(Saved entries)
▶

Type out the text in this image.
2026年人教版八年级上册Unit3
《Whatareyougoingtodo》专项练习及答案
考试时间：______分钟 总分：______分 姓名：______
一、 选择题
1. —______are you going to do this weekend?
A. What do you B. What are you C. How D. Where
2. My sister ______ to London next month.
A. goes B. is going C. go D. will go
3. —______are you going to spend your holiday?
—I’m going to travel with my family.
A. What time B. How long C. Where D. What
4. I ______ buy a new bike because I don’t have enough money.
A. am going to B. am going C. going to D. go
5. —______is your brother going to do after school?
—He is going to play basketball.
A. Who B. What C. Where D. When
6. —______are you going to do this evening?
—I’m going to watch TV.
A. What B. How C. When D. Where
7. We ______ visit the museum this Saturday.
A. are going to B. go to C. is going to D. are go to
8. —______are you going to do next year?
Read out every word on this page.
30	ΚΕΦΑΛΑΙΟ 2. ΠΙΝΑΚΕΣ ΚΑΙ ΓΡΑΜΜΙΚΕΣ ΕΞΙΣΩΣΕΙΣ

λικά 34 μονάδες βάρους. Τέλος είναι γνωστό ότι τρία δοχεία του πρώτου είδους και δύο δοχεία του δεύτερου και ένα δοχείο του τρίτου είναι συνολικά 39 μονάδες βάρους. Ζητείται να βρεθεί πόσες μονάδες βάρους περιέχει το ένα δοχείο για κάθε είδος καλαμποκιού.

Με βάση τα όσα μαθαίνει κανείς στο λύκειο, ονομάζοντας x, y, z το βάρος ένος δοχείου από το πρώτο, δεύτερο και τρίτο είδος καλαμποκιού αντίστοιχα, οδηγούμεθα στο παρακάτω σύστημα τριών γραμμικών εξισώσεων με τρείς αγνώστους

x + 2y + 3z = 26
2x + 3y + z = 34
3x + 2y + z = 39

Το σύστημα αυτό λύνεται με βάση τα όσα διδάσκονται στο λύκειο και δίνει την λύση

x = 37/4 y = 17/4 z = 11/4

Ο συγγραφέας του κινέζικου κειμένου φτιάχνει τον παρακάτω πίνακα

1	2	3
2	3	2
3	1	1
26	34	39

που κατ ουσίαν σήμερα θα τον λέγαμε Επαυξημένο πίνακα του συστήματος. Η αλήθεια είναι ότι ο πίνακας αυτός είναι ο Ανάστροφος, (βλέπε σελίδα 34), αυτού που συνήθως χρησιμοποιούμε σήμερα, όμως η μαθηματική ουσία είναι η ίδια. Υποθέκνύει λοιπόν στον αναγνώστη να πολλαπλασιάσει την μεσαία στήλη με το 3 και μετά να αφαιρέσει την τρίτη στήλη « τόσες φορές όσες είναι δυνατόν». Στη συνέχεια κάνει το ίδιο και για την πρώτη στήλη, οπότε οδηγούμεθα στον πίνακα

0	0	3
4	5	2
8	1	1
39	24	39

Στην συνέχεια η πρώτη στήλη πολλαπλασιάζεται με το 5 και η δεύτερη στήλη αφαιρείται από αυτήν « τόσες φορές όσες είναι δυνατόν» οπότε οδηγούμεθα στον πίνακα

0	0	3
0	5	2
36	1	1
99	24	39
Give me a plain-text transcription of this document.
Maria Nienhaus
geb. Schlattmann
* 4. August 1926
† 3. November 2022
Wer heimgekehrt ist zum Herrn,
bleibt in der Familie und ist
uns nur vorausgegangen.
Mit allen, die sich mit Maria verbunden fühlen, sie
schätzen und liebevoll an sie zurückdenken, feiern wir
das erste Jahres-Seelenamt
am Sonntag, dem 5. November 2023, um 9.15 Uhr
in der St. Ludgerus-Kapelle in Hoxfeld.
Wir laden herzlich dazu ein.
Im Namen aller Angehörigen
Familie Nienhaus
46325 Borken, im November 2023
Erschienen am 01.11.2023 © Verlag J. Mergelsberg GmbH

◀

→ Prompt
Output every entry shown above, exactly.

→ Solution to the exercise
Type out the text in this image.
2026年人教版八年级上册Unit3
《Whatareyougoingtodo》专项练习及答案
考试时间：______分钟 总分：______分 姓名：______
一、 选择题
1. —______are you going to do this weekend?
A. What do you B. What are you C. How D. Where
2. My sister ______ to London next month.
A. goes B. is going C. go D. will go
3. —______are you going to spend your holiday?
—I’m going to travel with my family.
A. What time B. How long C. Where D. What
4. I ______ buy a new bike because I don’t have enough money.
A. am going to B. am going C. going to D. go
5. —______is your brother going to do after school?
—He is going to play basketball.
A. Who B. What C. Where D. When
6. —______are you going to do this evening?
—I’m going to watch TV.
A. What B. How C. When D. Where
7. We ______ visit the museum this Saturday.
A. are going to B. go to C. is going to D. are go to
8. —______are you going to do next year?
Read out every word on this page.
30	ΚΕΦΑΛΑΙΟ 2. ΠΙΝΑΚΕΣ ΚΑΙ ΓΡΑΜΜΙΚΕΣ ΕΞΙΣΩΣΕΙΣ

λικά 34 μονάδες βάρους. Τέλος είναι γνωστό ότι τρία δοχεία του πρώτου είδους και δύο δοχεία του δεύτερου και ένα δοχείο του τρίτου είναι συνολικά 39 μονάδες βάρους. Ζητείται να βρεθεί πόσες μονάδες βάρους περιέχει το ένα δοχείο για κάθε είδος καλαμποκιού.

Με βάση τα όσα μαθαίνει κανείς στο λύκειο, ονομάζοντας x, y, z το βάρος ένος δοχείου από το πρώτο, δεύτερο και τρίτο είδος καλαμποκιού αντίστοιχα, οδηγούμεθα στο παρακάτω σύστημα τριών γραμμικών εξισώσεων με τρείς αγνώστους

x + 2y + 3z = 26
2x + 3y + z = 34
3x + 2y + z = 39

Το σύστημα αυτό λύνεται με βάση τα όσα διδάσκονται στο λύκειο και δίνει την λύση

x = 37/4 y = 17/4 z = 11/4

Ο συγγραφέας του κινέζικου κειμένου φτιάχνει τον παρακάτω πίνακα

1	2	3
2	3	2
3	1	1
26	34	39

που κατ ουσίαν σήμερα θα τον λέγαμε Επαυξημένο πίνακα του συστήματος. Η αλήθεια είναι ότι ο πίνακας αυτός είναι ο Ανάστροφος, (βλέπε σελίδα 34), αυτού που συνήθως χρησιμοποιούμε σήμερα, όμως η μαθηματική ουσία είναι η ίδια. Υποθέκνύει λοιπόν στον αναγνώστη να πολλαπλασιάσει την μεσαία στήλη με το 3 και μετά να αφαιρέσει την τρίτη στήλη « τόσες φορές όσες είναι δυνατόν». Στη συνέχεια κάνει το ίδιο και για την πρώτη στήλη, οπότε οδηγούμεθα στον πίνακα

0	0	3
4	5	2
8	1	1
39	24	39

Στην συνέχεια η πρώτη στήλη πολλαπλασιάζεται με το 5 και η δεύτερη στήλη αφαιρείται από αυτήν « τόσες φορές όσες είναι δυνατόν» οπότε οδηγούμεθα στον πίνακα

0	0	3
0	5	2
36	1	1
99	24	39
Give me a plain-text transcription of this document.
Maria Nienhaus
geb. Schlattmann
* 4. August 1926
† 3. November 2022
Wer heimgekehrt ist zum Herrn,
bleibt in der Familie und ist
uns nur vorausgegangen.
Mit allen, die sich mit Maria verbunden fühlen, sie
schätzen und liebevoll an sie zurückdenken, feiern wir
das erste Jahres-Seelenamt
am Sonntag, dem 5. November 2023, um 9.15 Uhr
in der St. Ludgerus-Kapelle in Hoxfeld.
Wir laden herzlich dazu ein.
Im Namen aller Angehörigen
Familie Nienhaus
46325 Borken, im November 2023
Erschienen am 01.11.2023 © Verlag J. Mergelsberg GmbH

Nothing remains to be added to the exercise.